## [Work to be completed]
Each entry below must be repeated word for word.

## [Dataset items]
#####

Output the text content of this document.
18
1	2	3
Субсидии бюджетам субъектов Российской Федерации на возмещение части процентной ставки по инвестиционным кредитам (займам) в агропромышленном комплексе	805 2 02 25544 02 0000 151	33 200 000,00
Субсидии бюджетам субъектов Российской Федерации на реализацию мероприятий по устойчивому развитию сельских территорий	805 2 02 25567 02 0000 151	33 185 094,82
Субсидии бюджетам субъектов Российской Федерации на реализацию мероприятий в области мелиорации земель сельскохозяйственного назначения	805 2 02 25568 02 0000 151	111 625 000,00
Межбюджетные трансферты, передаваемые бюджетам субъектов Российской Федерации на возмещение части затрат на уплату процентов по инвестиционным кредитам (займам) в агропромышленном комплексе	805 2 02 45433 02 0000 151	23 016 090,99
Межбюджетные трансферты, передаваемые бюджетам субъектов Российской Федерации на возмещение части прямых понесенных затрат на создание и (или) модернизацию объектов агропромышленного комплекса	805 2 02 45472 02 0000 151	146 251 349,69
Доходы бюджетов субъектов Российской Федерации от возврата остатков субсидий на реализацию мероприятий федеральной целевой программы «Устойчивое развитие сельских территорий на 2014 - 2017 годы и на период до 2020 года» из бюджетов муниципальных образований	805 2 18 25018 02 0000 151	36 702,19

#####

## [Task output]
Output the text content of this document.
18
1	2	3
Субсидии бюджетам субъектов Российской Федерации на возмещение части процентной ставки по инвестиционным кредитам (займам) в агропромышленном комплексе	805 2 02 25544 02 0000 151	33 200 000,00
Субсидии бюджетам субъектов Российской Федерации на реализацию мероприятий по устойчивому развитию сельских территорий	805 2 02 25567 02 0000 151	33 185 094,82
Субсидии бюджетам субъектов Российской Федерации на реализацию мероприятий в области мелиорации земель сельскохозяйственного назначения	805 2 02 25568 02 0000 151	111 625 000,00
Межбюджетные трансферты, передаваемые бюджетам субъектов Российской Федерации на возмещение части затрат на уплату процентов по инвестиционным кредитам (займам) в агропромышленном комплексе	805 2 02 45433 02 0000 151	23 016 090,99
Межбюджетные трансферты, передаваемые бюджетам субъектов Российской Федерации на возмещение части прямых понесенных затрат на создание и (или) модернизацию объектов агропромышленного комплекса	805 2 02 45472 02 0000 151	146 251 349,69
Доходы бюджетов субъектов Российской Федерации от возврата остатков субсидий на реализацию мероприятий федеральной целевой программы «Устойчивое развитие сельских территорий на 2014 - 2017 годы и на период до 2020 года» из бюджетов муниципальных образований	805 2 18 25018 02 0000 151	36 702,19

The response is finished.